## Exercise brief
Wherever the string "color" appears in a line, extract that line.

## Stored entries
[start]
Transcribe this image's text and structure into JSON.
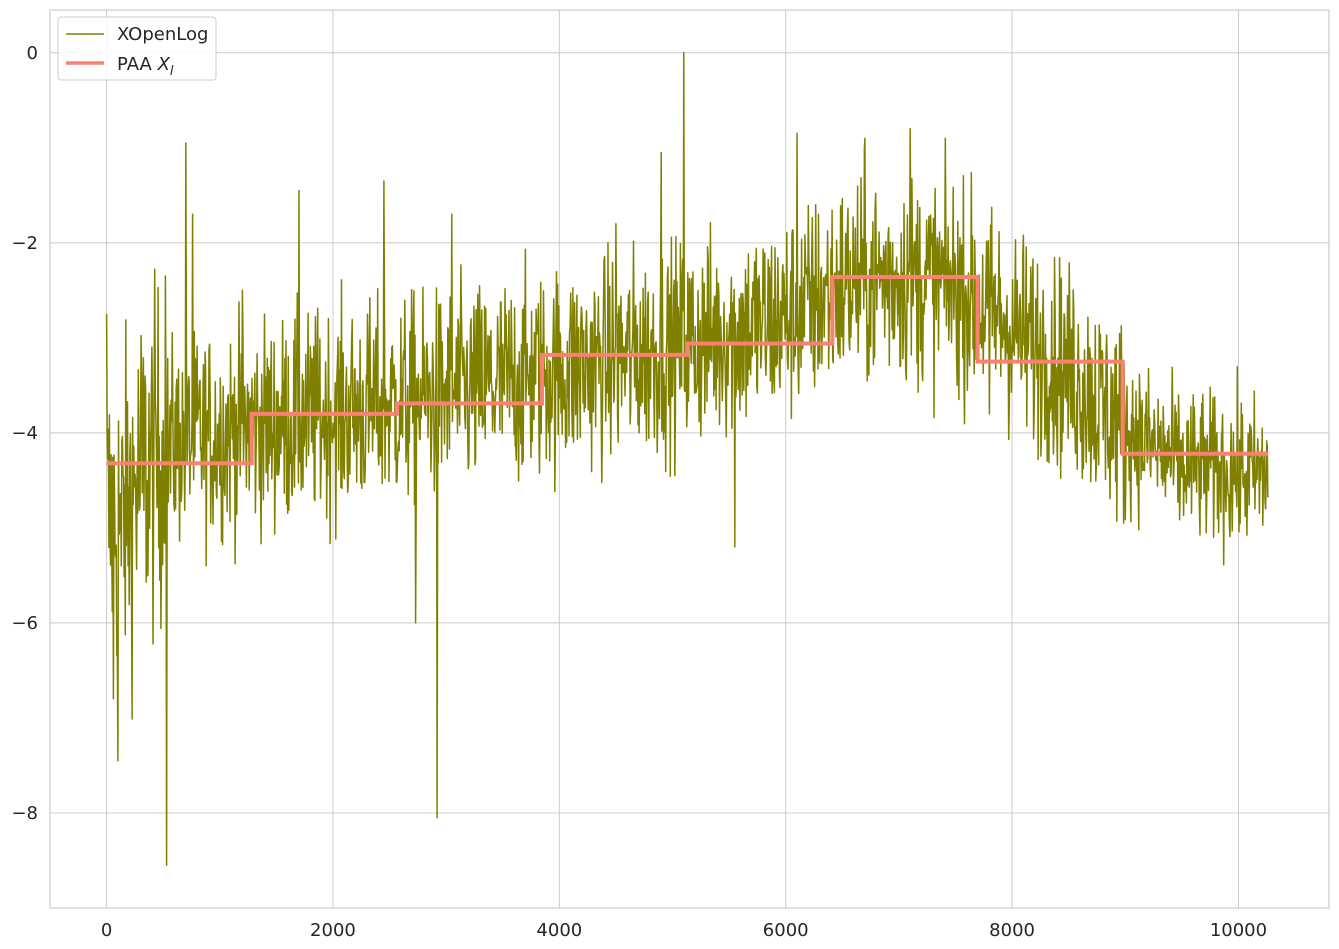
{
  "chart_data": {
    "type": "line",
    "title": "",
    "xlabel": "",
    "ylabel": "",
    "xlim": [
      -500,
      10800
    ],
    "ylim": [
      -9.0,
      0.45
    ],
    "grid": true,
    "legend_placement": "top-left",
    "x_ticks": [
      {
        "value": 0,
        "label": "0"
      },
      {
        "value": 2000,
        "label": "2000"
      },
      {
        "value": 4000,
        "label": "4000"
      },
      {
        "value": 6000,
        "label": "6000"
      },
      {
        "value": 8000,
        "label": "8000"
      },
      {
        "value": 10000,
        "label": "10000"
      }
    ],
    "y_ticks": [
      {
        "value": 0,
        "label": "0"
      },
      {
        "value": -2,
        "label": "−2"
      },
      {
        "value": -4,
        "label": "−4"
      },
      {
        "value": -6,
        "label": "−6"
      },
      {
        "value": -8,
        "label": "−8"
      }
    ],
    "series": [
      {
        "name": "XOpenLog",
        "color": "#808000",
        "x_range": [
          0,
          10260
        ],
        "trend_knots": [
          [
            0,
            -4.9
          ],
          [
            150,
            -4.9
          ],
          [
            300,
            -4.45
          ],
          [
            600,
            -4.1
          ],
          [
            1200,
            -3.95
          ],
          [
            2000,
            -3.8
          ],
          [
            3000,
            -3.6
          ],
          [
            4000,
            -3.35
          ],
          [
            5000,
            -3.1
          ],
          [
            6000,
            -2.8
          ],
          [
            6500,
            -2.45
          ],
          [
            7000,
            -2.35
          ],
          [
            7500,
            -2.45
          ],
          [
            8000,
            -2.9
          ],
          [
            8500,
            -3.35
          ],
          [
            9000,
            -3.95
          ],
          [
            9500,
            -4.35
          ],
          [
            10260,
            -4.45
          ]
        ],
        "spikes": [
          [
            0,
            -2.75
          ],
          [
            30,
            -5.1
          ],
          [
            60,
            -6.8
          ],
          [
            100,
            -7.45
          ],
          [
            130,
            -5.4
          ],
          [
            520,
            -2.35
          ],
          [
            530,
            -8.55
          ],
          [
            700,
            -0.95
          ],
          [
            760,
            -1.7
          ],
          [
            1200,
            -2.5
          ],
          [
            1700,
            -1.45
          ],
          [
            2000,
            -3.9
          ],
          [
            2450,
            -1.35
          ],
          [
            2730,
            -6.0
          ],
          [
            2920,
            -8.05
          ],
          [
            3050,
            -1.7
          ],
          [
            4500,
            -1.8
          ],
          [
            4900,
            -1.05
          ],
          [
            5100,
            0.0
          ],
          [
            5550,
            -5.2
          ],
          [
            6100,
            -0.85
          ],
          [
            6700,
            -0.9
          ],
          [
            7100,
            -0.8
          ],
          [
            7800,
            -3.8
          ]
        ]
      },
      {
        "name": "PAA X_l",
        "color": "#fa8072",
        "segments": [
          {
            "x0": 0,
            "x1": 1282,
            "y": -4.32
          },
          {
            "x0": 1282,
            "x1": 2565,
            "y": -3.8
          },
          {
            "x0": 2565,
            "x1": 3847,
            "y": -3.69
          },
          {
            "x0": 3847,
            "x1": 5130,
            "y": -3.18
          },
          {
            "x0": 5130,
            "x1": 6412,
            "y": -3.06
          },
          {
            "x0": 6412,
            "x1": 7695,
            "y": -2.36
          },
          {
            "x0": 7695,
            "x1": 8977,
            "y": -3.25
          },
          {
            "x0": 8977,
            "x1": 10260,
            "y": -4.22
          }
        ]
      }
    ]
  },
  "legend": {
    "items": [
      {
        "label": "XOpenLog",
        "color": "#808000"
      },
      {
        "label": "PAA ",
        "label_math": "X",
        "label_sub": "l",
        "color": "#fa8072"
      }
    ]
  }
}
[end]
## Task answer
        "color": "#808000",
        "color": "#fa8072",
        "color": "#808000"
        "color": "#fa8072"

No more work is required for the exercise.